>> START Extracted material

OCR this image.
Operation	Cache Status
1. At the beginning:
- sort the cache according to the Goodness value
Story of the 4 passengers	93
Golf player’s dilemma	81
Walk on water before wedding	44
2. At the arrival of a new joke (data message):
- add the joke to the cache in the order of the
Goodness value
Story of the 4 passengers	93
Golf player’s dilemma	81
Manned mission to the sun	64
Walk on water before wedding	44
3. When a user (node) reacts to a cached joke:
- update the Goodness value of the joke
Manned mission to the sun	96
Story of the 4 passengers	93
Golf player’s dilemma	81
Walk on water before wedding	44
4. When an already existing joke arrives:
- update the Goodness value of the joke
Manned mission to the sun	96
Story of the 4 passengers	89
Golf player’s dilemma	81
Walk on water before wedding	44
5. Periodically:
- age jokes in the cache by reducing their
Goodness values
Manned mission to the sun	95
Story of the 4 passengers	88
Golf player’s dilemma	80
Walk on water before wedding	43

>> END Extracted material
>> START Extracted material

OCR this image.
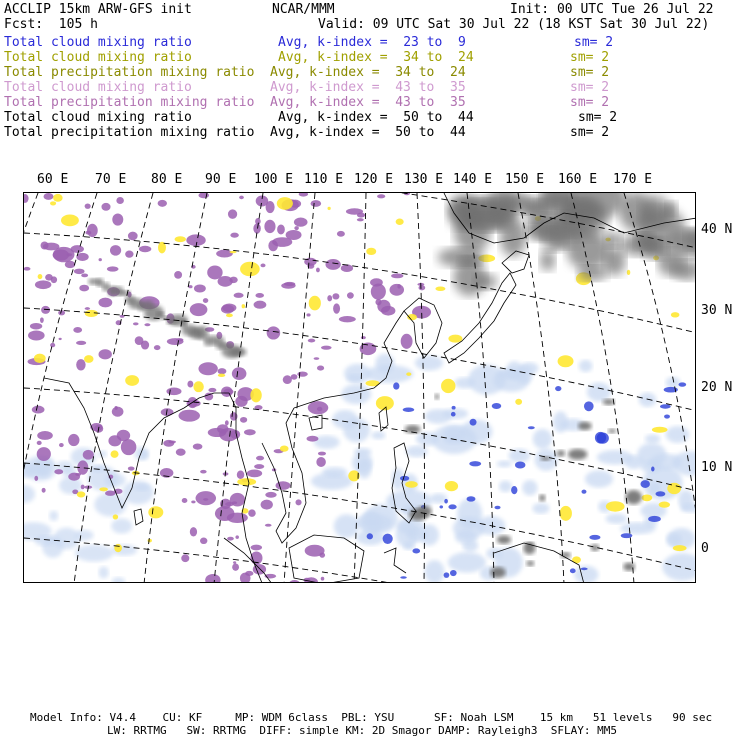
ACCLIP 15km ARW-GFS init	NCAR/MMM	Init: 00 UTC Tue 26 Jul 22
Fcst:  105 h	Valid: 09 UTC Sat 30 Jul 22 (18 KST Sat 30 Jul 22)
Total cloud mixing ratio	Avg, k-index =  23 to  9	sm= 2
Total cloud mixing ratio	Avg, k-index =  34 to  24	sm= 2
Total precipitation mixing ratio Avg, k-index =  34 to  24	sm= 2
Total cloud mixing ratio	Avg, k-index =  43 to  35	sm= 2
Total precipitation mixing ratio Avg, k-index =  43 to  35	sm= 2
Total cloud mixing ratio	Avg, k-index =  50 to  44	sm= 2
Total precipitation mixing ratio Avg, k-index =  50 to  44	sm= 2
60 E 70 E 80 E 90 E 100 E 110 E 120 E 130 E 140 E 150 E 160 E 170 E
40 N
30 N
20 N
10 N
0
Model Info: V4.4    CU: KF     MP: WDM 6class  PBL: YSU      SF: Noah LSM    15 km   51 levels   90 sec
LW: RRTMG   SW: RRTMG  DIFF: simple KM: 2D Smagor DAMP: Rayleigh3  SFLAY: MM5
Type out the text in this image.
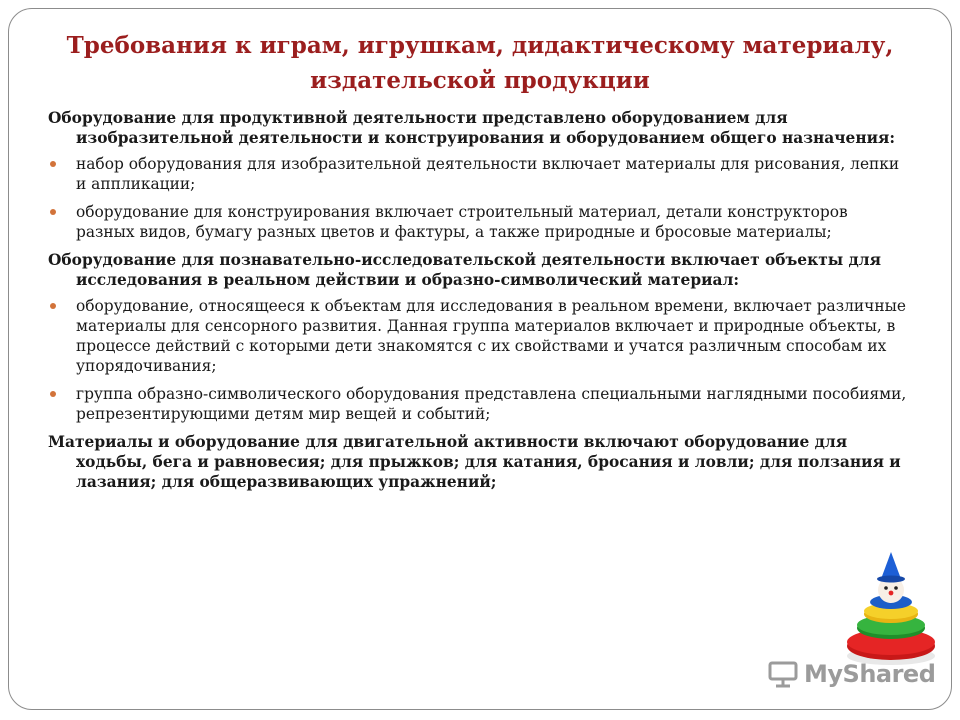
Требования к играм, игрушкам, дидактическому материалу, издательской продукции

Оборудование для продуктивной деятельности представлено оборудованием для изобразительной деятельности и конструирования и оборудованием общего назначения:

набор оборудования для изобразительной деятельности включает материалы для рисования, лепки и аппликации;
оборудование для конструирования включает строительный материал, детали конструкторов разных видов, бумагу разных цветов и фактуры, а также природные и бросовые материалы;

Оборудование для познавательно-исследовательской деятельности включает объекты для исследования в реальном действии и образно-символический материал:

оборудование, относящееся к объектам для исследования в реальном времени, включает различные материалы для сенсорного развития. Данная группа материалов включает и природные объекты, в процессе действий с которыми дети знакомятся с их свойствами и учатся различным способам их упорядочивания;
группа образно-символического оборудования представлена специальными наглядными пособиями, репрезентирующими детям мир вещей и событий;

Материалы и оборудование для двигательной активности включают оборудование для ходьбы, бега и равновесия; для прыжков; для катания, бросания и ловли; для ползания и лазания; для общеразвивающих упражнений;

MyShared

>> END Extracted material

* [Written instruction]
Copy the lines from the entries above in which the word "конструирования" appears.

* [Answer to this task]
Оборудование для продуктивной деятельности представлено оборудованием для изобразительной деятельности и конструирования и оборудованием общего назначения:
оборудование для конструирования включает строительный материал, детали конструкторов разных видов, бумагу разных цветов и фактуры, а также природные и бросовые материалы;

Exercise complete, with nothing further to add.